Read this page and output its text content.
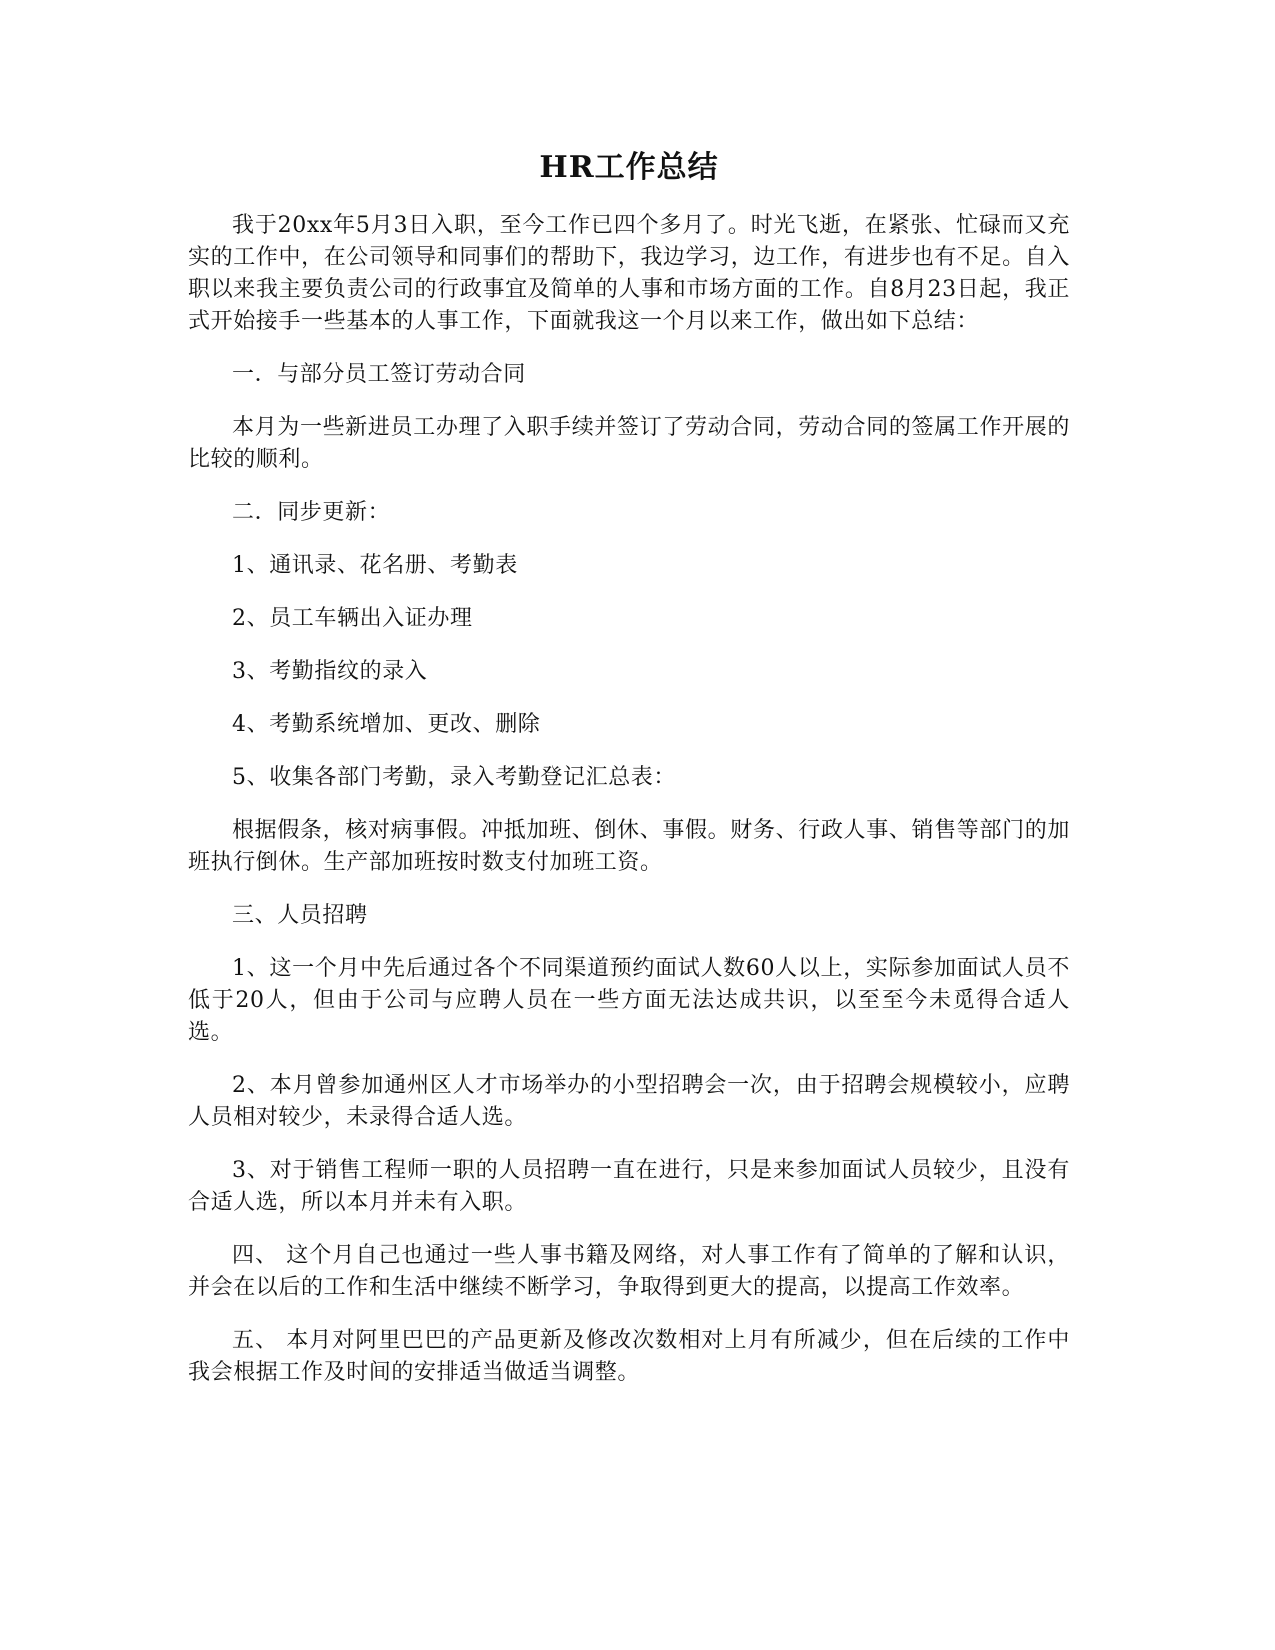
HR工作总结

我于20xx年5月3日入职，至今工作已四个多月了。时光飞逝，在紧张、忙碌而又充实的工作中，在公司领导和同事们的帮助下，我边学习，边工作，有进步也有不足。自入职以来我主要负责公司的行政事宜及简单的人事和市场方面的工作。自8月23日起，我正式开始接手一些基本的人事工作，下面就我这一个月以来工作，做出如下总结：

一．与部分员工签订劳动合同

本月为一些新进员工办理了入职手续并签订了劳动合同，劳动合同的签属工作开展的比较的顺利。

二．同步更新：

1、通讯录、花名册、考勤表

2、员工车辆出入证办理

3、考勤指纹的录入

4、考勤系统增加、更改、删除

5、收集各部门考勤，录入考勤登记汇总表：

根据假条，核对病事假。冲抵加班、倒休、事假。财务、行政人事、销售等部门的加班执行倒休。生产部加班按时数支付加班工资。

三、人员招聘

1、这一个月中先后通过各个不同渠道预约面试人数60人以上，实际参加面试人员不低于20人，但由于公司与应聘人员在一些方面无法达成共识，以至至今未觅得合适人选。

2、本月曾参加通州区人才市场举办的小型招聘会一次，由于招聘会规模较小，应聘人员相对较少，未录得合适人选。

3、对于销售工程师一职的人员招聘一直在进行，只是来参加面试人员较少，且没有合适人选，所以本月并未有入职。

四、 这个月自己也通过一些人事书籍及网络，对人事工作有了简单的了解和认识，并会在以后的工作和生活中继续不断学习，争取得到更大的提高，以提高工作效率。

五、 本月对阿里巴巴的产品更新及修改次数相对上月有所减少，但在后续的工作中我会根据工作及时间的安排适当做适当调整。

════════════════

• What to do:
Transcribe the entries above verbatim, omitting their pictures.

• Response:
Read this page and output its text content.
HR工作总结

我于20xx年5月3日入职，至今工作已四个多月了。时光飞逝，在紧张、忙碌而又充实的工作中，在公司领导和同事们的帮助下，我边学习，边工作，有进步也有不足。自入职以来我主要负责公司的行政事宜及简单的人事和市场方面的工作。自8月23日起，我正式开始接手一些基本的人事工作，下面就我这一个月以来工作，做出如下总结：

一．与部分员工签订劳动合同

本月为一些新进员工办理了入职手续并签订了劳动合同，劳动合同的签属工作开展的比较的顺利。

二．同步更新：

1、通讯录、花名册、考勤表

2、员工车辆出入证办理

3、考勤指纹的录入

4、考勤系统增加、更改、删除

5、收集各部门考勤，录入考勤登记汇总表：

根据假条，核对病事假。冲抵加班、倒休、事假。财务、行政人事、销售等部门的加班执行倒休。生产部加班按时数支付加班工资。

三、人员招聘

1、这一个月中先后通过各个不同渠道预约面试人数60人以上，实际参加面试人员不低于20人，但由于公司与应聘人员在一些方面无法达成共识，以至至今未觅得合适人选。

2、本月曾参加通州区人才市场举办的小型招聘会一次，由于招聘会规模较小，应聘人员相对较少，未录得合适人选。

3、对于销售工程师一职的人员招聘一直在进行，只是来参加面试人员较少，且没有合适人选，所以本月并未有入职。

四、 这个月自己也通过一些人事书籍及网络，对人事工作有了简单的了解和认识，并会在以后的工作和生活中继续不断学习，争取得到更大的提高，以提高工作效率。

五、 本月对阿里巴巴的产品更新及修改次数相对上月有所减少，但在后续的工作中我会根据工作及时间的安排适当做适当调整。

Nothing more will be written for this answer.